* DIRECTION
Write out each entry again. Keep every word exactly as it is.

* RECORDS SUPPLIED

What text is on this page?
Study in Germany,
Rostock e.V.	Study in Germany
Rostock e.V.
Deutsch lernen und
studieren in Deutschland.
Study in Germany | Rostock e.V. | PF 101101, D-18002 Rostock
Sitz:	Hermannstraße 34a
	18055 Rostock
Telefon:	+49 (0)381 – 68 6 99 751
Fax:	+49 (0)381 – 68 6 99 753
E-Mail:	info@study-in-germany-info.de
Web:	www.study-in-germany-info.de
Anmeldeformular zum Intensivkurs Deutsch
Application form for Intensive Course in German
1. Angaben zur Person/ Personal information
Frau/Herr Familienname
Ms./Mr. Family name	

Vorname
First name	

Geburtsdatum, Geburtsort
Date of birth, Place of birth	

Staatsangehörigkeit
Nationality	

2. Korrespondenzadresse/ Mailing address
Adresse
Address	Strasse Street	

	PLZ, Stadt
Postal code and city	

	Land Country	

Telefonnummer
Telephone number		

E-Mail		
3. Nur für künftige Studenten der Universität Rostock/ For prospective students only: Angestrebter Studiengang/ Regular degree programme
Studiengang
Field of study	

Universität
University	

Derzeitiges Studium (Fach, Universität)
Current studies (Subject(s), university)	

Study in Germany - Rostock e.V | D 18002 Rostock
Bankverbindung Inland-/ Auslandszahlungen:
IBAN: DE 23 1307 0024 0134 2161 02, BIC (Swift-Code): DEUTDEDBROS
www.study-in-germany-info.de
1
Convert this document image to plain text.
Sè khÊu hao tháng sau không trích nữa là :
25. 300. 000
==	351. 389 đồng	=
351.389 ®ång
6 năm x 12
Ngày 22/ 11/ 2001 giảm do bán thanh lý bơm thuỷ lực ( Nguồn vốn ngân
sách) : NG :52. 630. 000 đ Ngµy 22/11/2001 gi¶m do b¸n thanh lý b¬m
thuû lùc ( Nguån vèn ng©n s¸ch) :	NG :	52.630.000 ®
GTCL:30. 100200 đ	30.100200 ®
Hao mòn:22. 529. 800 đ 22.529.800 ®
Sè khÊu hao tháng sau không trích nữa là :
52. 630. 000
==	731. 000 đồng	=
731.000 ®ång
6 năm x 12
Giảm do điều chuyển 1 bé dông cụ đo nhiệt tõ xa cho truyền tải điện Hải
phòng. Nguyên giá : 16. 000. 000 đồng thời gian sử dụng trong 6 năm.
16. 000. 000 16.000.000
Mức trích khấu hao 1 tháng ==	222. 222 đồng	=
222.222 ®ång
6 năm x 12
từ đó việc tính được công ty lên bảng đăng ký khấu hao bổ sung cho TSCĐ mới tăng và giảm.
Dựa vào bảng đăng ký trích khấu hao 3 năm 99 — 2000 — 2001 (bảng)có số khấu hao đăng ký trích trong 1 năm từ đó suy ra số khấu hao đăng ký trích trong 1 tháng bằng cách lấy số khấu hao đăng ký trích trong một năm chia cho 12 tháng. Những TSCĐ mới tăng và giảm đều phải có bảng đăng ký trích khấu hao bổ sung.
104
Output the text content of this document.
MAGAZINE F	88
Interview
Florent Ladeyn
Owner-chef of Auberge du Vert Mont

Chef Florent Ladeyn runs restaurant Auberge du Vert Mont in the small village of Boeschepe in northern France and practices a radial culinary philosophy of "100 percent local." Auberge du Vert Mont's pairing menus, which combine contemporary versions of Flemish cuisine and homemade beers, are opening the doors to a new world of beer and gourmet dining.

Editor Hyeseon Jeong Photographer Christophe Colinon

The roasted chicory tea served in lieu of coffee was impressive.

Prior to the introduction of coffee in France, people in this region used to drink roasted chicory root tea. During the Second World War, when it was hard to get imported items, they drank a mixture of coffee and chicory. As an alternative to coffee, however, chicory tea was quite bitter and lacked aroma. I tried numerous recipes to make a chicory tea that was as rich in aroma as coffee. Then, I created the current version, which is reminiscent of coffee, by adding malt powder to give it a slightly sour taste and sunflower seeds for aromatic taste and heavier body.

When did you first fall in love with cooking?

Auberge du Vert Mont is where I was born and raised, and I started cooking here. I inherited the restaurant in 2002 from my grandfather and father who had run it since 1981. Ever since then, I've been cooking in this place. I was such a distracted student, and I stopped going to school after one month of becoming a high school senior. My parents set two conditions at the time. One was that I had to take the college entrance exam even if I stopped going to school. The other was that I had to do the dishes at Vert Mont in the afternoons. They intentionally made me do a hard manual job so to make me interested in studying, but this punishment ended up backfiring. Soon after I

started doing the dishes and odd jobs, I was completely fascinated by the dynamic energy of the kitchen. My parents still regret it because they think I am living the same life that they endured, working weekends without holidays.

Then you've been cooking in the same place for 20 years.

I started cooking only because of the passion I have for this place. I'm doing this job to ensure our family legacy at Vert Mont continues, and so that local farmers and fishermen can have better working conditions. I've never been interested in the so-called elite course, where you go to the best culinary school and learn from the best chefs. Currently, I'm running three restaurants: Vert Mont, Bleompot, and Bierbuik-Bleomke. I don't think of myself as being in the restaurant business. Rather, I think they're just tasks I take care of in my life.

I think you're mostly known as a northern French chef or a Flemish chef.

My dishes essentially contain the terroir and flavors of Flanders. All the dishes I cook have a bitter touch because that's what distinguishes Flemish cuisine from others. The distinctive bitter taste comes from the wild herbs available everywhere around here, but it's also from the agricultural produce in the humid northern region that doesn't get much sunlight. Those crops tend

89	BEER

* FINISHED ANSWER
What text is on this page?
Study in Germany,
Rostock e.V.	Study in Germany
Rostock e.V.
Deutsch lernen und
studieren in Deutschland.
Study in Germany | Rostock e.V. | PF 101101, D-18002 Rostock
Sitz:	Hermannstraße 34a
	18055 Rostock
Telefon:	+49 (0)381 – 68 6 99 751
Fax:	+49 (0)381 – 68 6 99 753
E-Mail:	info@study-in-germany-info.de
Web:	www.study-in-germany-info.de
Anmeldeformular zum Intensivkurs Deutsch
Application form for Intensive Course in German
1. Angaben zur Person/ Personal information
Frau/Herr Familienname
Ms./Mr. Family name	

Vorname
First name	

Geburtsdatum, Geburtsort
Date of birth, Place of birth	

Staatsangehörigkeit
Nationality	

2. Korrespondenzadresse/ Mailing address
Adresse
Address	Strasse Street	

	PLZ, Stadt
Postal code and city	

	Land Country	

Telefonnummer
Telephone number		

E-Mail		
3. Nur für künftige Studenten der Universität Rostock/ For prospective students only: Angestrebter Studiengang/ Regular degree programme
Studiengang
Field of study	

Universität
University	

Derzeitiges Studium (Fach, Universität)
Current studies (Subject(s), university)	

Study in Germany - Rostock e.V | D 18002 Rostock
Bankverbindung Inland-/ Auslandszahlungen:
IBAN: DE 23 1307 0024 0134 2161 02, BIC (Swift-Code): DEUTDEDBROS
www.study-in-germany-info.de
1
Convert this document image to plain text.
Sè khÊu hao tháng sau không trích nữa là :
25. 300. 000
==	351. 389 đồng	=
351.389 ®ång
6 năm x 12
Ngày 22/ 11/ 2001 giảm do bán thanh lý bơm thuỷ lực ( Nguồn vốn ngân
sách) : NG :52. 630. 000 đ Ngµy 22/11/2001 gi¶m do b¸n thanh lý b¬m
thuû lùc ( Nguån vèn ng©n s¸ch) :	NG :	52.630.000 ®
GTCL:30. 100200 đ	30.100200 ®
Hao mòn:22. 529. 800 đ 22.529.800 ®
Sè khÊu hao tháng sau không trích nữa là :
52. 630. 000
==	731. 000 đồng	=
731.000 ®ång
6 năm x 12
Giảm do điều chuyển 1 bé dông cụ đo nhiệt tõ xa cho truyền tải điện Hải
phòng. Nguyên giá : 16. 000. 000 đồng thời gian sử dụng trong 6 năm.
16. 000. 000 16.000.000
Mức trích khấu hao 1 tháng ==	222. 222 đồng	=
222.222 ®ång
6 năm x 12
từ đó việc tính được công ty lên bảng đăng ký khấu hao bổ sung cho TSCĐ mới tăng và giảm.
Dựa vào bảng đăng ký trích khấu hao 3 năm 99 — 2000 — 2001 (bảng)có số khấu hao đăng ký trích trong 1 năm từ đó suy ra số khấu hao đăng ký trích trong 1 tháng bằng cách lấy số khấu hao đăng ký trích trong một năm chia cho 12 tháng. Những TSCĐ mới tăng và giảm đều phải có bảng đăng ký trích khấu hao bổ sung.
104
Output the text content of this document.
MAGAZINE F	88
Interview
Florent Ladeyn
Owner-chef of Auberge du Vert Mont

Chef Florent Ladeyn runs restaurant Auberge du Vert Mont in the small village of Boeschepe in northern France and practices a radial culinary philosophy of "100 percent local." Auberge du Vert Mont's pairing menus, which combine contemporary versions of Flemish cuisine and homemade beers, are opening the doors to a new world of beer and gourmet dining.

Editor Hyeseon Jeong Photographer Christophe Colinon

The roasted chicory tea served in lieu of coffee was impressive.

Prior to the introduction of coffee in France, people in this region used to drink roasted chicory root tea. During the Second World War, when it was hard to get imported items, they drank a mixture of coffee and chicory. As an alternative to coffee, however, chicory tea was quite bitter and lacked aroma. I tried numerous recipes to make a chicory tea that was as rich in aroma as coffee. Then, I created the current version, which is reminiscent of coffee, by adding malt powder to give it a slightly sour taste and sunflower seeds for aromatic taste and heavier body.

When did you first fall in love with cooking?

Auberge du Vert Mont is where I was born and raised, and I started cooking here. I inherited the restaurant in 2002 from my grandfather and father who had run it since 1981. Ever since then, I've been cooking in this place. I was such a distracted student, and I stopped going to school after one month of becoming a high school senior. My parents set two conditions at the time. One was that I had to take the college entrance exam even if I stopped going to school. The other was that I had to do the dishes at Vert Mont in the afternoons. They intentionally made me do a hard manual job so to make me interested in studying, but this punishment ended up backfiring. Soon after I

started doing the dishes and odd jobs, I was completely fascinated by the dynamic energy of the kitchen. My parents still regret it because they think I am living the same life that they endured, working weekends without holidays.

Then you've been cooking in the same place for 20 years.

I started cooking only because of the passion I have for this place. I'm doing this job to ensure our family legacy at Vert Mont continues, and so that local farmers and fishermen can have better working conditions. I've never been interested in the so-called elite course, where you go to the best culinary school and learn from the best chefs. Currently, I'm running three restaurants: Vert Mont, Bleompot, and Bierbuik-Bleomke. I don't think of myself as being in the restaurant business. Rather, I think they're just tasks I take care of in my life.

I think you're mostly known as a northern French chef or a Flemish chef.

My dishes essentially contain the terroir and flavors of Flanders. All the dishes I cook have a bitter touch because that's what distinguishes Flemish cuisine from others. The distinctive bitter taste comes from the wild herbs available everywhere around here, but it's also from the agricultural produce in the humid northern region that doesn't get much sunlight. Those crops tend

89	BEER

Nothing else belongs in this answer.